27 . The applicants complain ed under Article 1 of Protocol No. 1 that as a result of the proceedings their rights to peaceful enjoyment of their possessions had been infringed and, in particular, that they had not been able to recover the expenses incurred in connection with the concession contract.
28 . The applicants complained under Article 14 of the Convention in conjunction with Article 1 of Protocol No. 1 that by denying them effective access to court and thus depriving them of the compensation they sought, the domestic courts had favoured the State over them.
29 . The applicants complained under Article 13 of the Convention in conjunction with Article s 6 § 1 and 14 of the Convention and Article 1 of Protocol No. 1 that they did not have at their disposal effective remedies for the alleged violations under the above provisions.
THE LAW
A. The complaints of the first applicant
30 . The Court reiterates that in order to be considered a victim, an applicant must be directly affected by the act or omission in issue (see Agrotexim and Others v. Greece , 24 October 1995, § 59, Series A no. 330 ‑ A ).
= = = = = = =
_What is being asked_
Can you reproduce the passage on the applicants' complaints word for word, between "27 . The applicants" and "the concession contract.", inclusive?

_Listed records_
= = = = = = =
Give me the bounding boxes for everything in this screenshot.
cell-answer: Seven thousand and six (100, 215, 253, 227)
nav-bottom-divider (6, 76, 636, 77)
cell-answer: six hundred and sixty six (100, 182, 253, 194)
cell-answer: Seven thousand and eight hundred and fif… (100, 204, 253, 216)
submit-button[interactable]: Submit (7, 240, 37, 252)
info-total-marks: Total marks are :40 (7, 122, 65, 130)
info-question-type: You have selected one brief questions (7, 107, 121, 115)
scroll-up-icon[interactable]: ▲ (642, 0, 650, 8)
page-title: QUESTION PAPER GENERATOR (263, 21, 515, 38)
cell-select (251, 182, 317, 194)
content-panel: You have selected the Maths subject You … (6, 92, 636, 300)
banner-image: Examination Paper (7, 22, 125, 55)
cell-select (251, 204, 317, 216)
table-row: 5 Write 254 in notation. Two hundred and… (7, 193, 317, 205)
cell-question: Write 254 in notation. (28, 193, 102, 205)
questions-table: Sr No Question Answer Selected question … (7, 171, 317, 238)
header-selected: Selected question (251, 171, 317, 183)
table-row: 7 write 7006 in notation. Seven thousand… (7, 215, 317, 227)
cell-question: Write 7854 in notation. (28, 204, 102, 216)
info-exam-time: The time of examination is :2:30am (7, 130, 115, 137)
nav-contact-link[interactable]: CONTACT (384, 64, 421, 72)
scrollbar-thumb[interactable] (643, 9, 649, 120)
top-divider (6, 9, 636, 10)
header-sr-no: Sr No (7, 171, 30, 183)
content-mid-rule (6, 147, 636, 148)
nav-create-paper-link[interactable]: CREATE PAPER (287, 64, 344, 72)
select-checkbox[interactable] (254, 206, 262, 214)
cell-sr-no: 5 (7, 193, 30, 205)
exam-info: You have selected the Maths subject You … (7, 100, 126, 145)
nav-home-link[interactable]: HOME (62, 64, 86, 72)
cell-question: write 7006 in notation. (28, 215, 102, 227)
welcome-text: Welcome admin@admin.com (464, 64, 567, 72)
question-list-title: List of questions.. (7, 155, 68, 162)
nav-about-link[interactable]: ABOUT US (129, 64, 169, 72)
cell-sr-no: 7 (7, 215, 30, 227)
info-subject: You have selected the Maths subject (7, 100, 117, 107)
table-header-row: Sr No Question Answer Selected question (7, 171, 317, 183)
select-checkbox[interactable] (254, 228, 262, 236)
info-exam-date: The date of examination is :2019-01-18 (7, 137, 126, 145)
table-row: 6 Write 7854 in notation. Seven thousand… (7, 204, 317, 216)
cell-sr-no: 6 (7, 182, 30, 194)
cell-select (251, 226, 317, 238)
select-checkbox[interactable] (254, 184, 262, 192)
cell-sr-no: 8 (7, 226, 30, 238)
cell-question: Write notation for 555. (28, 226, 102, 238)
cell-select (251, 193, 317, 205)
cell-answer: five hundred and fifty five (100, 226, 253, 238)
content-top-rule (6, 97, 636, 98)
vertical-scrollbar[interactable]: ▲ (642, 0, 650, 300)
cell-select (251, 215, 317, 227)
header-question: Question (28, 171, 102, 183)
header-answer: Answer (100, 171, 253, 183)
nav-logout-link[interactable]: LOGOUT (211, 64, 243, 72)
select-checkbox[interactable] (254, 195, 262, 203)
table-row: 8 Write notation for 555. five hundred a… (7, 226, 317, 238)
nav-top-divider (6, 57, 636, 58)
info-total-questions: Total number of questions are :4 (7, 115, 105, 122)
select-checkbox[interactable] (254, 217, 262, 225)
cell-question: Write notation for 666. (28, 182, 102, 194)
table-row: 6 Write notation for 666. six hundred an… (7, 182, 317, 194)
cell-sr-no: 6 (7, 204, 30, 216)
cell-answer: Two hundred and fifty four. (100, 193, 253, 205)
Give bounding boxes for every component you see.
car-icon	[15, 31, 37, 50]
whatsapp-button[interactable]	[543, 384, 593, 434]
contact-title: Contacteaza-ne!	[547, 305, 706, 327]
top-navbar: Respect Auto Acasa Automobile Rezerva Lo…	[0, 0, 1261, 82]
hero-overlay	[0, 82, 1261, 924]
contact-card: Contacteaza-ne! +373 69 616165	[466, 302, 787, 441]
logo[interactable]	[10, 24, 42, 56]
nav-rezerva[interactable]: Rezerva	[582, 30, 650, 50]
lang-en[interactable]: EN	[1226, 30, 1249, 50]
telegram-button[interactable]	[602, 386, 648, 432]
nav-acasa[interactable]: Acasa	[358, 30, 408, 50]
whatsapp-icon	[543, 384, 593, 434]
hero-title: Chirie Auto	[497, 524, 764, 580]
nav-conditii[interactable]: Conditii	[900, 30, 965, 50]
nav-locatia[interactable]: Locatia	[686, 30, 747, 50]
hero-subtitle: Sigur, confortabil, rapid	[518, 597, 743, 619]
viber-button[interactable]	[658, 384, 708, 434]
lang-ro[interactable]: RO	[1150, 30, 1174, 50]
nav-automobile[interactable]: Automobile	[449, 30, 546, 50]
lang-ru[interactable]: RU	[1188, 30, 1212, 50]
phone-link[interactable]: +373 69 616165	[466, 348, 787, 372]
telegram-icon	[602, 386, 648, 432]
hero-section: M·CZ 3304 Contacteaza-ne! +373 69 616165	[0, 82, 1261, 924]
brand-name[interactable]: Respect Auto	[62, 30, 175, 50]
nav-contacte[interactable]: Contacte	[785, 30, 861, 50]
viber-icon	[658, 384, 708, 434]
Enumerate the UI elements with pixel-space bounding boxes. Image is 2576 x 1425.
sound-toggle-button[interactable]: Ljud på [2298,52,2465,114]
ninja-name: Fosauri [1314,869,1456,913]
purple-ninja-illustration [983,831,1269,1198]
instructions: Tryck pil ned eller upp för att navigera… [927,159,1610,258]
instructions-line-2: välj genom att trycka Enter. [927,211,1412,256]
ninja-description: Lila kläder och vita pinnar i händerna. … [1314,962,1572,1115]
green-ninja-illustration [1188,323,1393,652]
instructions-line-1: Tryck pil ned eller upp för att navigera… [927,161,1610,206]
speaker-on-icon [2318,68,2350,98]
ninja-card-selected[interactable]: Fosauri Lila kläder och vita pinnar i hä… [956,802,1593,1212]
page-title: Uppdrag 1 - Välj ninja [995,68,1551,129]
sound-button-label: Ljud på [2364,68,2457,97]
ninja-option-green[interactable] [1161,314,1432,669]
= = = = = = =
_Expected output_
27 . The applicants complain ed under Article 1 of Protocol No. 1 that as a result of the proceedings their rights to peaceful enjoyment of their possessions had been infringed and, in particular, that they had not been able to recover the expenses incurred in connection with the concession contract.